__Task statement__: Identify each line containing the word "Маршруты" and copy it.

__Data for the task__:
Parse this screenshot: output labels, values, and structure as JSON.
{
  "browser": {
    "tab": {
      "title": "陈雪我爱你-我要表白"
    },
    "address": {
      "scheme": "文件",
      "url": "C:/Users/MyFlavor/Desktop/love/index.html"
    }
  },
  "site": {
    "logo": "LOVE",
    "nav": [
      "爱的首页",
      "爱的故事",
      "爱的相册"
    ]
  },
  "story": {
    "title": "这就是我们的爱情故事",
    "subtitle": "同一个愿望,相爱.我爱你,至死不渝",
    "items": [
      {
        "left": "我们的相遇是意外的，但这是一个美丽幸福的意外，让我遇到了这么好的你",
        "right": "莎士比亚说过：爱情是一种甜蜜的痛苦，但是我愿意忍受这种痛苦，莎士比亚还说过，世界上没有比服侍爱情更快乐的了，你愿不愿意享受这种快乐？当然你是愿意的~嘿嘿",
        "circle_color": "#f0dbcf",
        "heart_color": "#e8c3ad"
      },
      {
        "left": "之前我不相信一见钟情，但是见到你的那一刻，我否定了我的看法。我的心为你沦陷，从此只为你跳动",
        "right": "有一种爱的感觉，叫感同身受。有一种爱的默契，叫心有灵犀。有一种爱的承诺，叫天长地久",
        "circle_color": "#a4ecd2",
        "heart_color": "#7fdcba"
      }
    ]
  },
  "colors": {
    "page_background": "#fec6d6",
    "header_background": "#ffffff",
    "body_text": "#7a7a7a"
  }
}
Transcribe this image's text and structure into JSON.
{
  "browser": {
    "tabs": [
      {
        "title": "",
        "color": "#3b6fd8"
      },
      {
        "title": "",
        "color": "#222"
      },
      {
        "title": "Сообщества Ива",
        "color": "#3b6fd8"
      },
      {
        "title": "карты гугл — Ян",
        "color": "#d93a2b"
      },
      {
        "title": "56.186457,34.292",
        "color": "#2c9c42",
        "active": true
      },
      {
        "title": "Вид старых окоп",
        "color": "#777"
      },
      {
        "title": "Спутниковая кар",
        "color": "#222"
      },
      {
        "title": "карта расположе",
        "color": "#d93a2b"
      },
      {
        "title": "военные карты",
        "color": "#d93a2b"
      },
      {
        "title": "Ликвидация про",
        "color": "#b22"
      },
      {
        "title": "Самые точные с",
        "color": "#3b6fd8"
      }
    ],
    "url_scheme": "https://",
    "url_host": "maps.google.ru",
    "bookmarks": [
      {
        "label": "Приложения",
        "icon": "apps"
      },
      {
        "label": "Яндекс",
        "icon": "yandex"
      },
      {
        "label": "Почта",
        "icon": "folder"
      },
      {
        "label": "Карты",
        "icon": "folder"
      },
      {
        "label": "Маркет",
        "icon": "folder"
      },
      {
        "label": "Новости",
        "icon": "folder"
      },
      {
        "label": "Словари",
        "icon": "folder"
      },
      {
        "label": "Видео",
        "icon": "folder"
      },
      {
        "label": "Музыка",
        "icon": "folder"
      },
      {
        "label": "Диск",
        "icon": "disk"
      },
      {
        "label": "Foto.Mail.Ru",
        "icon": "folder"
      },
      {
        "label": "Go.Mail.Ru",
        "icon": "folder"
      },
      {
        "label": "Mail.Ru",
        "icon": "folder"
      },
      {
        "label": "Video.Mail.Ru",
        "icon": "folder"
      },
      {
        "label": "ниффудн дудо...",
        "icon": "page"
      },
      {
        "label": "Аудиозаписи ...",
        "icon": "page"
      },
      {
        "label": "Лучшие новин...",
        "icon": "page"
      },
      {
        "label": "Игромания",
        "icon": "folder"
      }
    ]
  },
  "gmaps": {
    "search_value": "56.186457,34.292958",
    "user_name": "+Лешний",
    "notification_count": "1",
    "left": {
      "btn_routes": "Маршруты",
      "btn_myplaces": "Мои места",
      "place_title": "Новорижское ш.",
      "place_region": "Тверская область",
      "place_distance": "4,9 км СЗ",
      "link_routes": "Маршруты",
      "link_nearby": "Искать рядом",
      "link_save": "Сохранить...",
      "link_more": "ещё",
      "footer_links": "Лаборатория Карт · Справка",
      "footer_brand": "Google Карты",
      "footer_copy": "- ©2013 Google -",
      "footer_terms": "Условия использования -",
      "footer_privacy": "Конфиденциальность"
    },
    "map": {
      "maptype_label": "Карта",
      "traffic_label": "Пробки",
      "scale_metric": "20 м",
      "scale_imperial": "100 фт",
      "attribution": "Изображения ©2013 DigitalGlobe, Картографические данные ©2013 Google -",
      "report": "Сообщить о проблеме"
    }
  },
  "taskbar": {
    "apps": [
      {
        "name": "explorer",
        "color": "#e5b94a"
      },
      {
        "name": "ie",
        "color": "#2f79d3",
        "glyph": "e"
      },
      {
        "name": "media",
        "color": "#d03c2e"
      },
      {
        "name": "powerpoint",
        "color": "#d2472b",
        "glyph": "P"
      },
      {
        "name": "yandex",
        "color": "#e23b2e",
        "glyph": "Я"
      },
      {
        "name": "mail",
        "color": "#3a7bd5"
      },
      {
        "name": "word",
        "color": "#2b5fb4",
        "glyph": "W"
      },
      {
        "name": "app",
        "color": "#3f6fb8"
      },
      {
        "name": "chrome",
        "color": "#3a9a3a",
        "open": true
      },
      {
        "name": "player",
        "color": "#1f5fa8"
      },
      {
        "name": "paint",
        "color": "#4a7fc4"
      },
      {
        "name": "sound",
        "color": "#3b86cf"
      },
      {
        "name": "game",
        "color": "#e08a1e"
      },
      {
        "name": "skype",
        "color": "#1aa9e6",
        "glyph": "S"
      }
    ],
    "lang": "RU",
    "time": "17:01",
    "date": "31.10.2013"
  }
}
---
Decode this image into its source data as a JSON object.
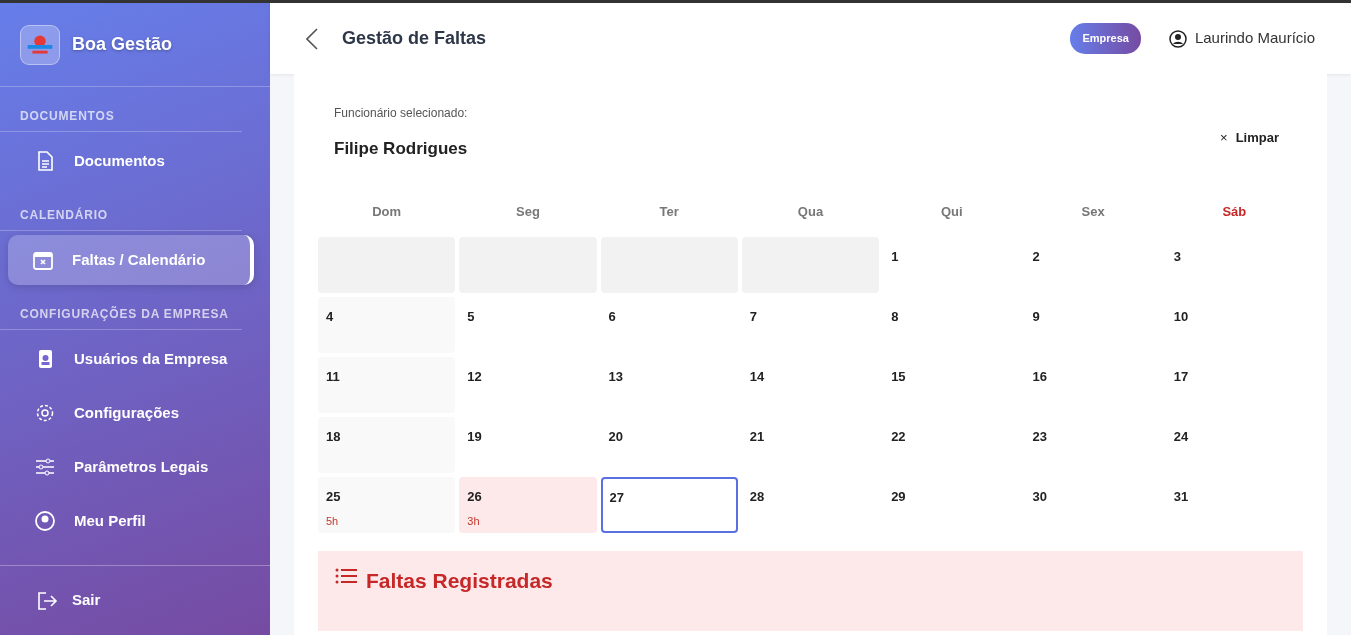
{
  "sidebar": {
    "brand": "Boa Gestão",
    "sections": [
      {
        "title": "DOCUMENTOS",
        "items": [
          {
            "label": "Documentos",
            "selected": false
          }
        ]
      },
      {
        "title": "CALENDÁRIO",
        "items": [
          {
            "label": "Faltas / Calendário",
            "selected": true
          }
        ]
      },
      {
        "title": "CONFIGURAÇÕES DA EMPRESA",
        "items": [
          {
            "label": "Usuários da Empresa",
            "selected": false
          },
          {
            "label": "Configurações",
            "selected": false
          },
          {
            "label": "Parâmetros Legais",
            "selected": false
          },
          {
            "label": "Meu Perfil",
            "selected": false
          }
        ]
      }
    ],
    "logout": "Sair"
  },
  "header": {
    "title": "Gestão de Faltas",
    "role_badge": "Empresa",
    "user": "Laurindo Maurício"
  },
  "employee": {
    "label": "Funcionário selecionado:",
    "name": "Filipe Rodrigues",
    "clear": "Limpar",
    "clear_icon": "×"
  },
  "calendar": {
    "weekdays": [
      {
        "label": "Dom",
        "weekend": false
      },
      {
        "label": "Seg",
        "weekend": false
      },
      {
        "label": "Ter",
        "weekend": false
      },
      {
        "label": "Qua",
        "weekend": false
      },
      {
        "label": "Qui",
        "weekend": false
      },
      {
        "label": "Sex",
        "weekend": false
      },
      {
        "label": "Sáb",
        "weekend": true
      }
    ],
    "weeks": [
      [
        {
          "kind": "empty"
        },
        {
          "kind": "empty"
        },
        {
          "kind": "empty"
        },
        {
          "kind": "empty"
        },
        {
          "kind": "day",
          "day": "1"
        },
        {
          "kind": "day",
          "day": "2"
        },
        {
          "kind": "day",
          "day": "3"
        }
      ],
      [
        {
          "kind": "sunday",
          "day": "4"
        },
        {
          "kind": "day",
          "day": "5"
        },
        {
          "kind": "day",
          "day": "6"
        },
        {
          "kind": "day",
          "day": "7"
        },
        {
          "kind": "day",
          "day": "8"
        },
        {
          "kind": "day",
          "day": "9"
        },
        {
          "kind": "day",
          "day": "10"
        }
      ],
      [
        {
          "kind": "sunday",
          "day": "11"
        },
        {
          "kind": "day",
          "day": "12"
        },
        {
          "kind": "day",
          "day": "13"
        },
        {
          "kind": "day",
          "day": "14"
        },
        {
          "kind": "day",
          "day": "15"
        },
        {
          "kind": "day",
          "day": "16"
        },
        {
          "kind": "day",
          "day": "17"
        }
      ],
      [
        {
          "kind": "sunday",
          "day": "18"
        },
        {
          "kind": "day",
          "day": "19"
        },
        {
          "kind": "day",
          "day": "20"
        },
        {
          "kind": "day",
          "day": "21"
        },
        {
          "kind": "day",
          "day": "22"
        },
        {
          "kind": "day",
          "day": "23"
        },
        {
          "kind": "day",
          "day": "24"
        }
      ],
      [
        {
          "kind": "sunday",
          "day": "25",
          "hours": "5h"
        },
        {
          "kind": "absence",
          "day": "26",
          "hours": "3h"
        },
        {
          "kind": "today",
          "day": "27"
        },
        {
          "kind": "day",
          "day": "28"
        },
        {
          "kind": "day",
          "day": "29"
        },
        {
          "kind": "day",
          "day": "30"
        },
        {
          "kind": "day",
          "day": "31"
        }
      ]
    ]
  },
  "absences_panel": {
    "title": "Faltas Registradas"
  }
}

__Solution for this task__:
      "btn_routes": "Маршруты",
      "link_routes": "Маршруты",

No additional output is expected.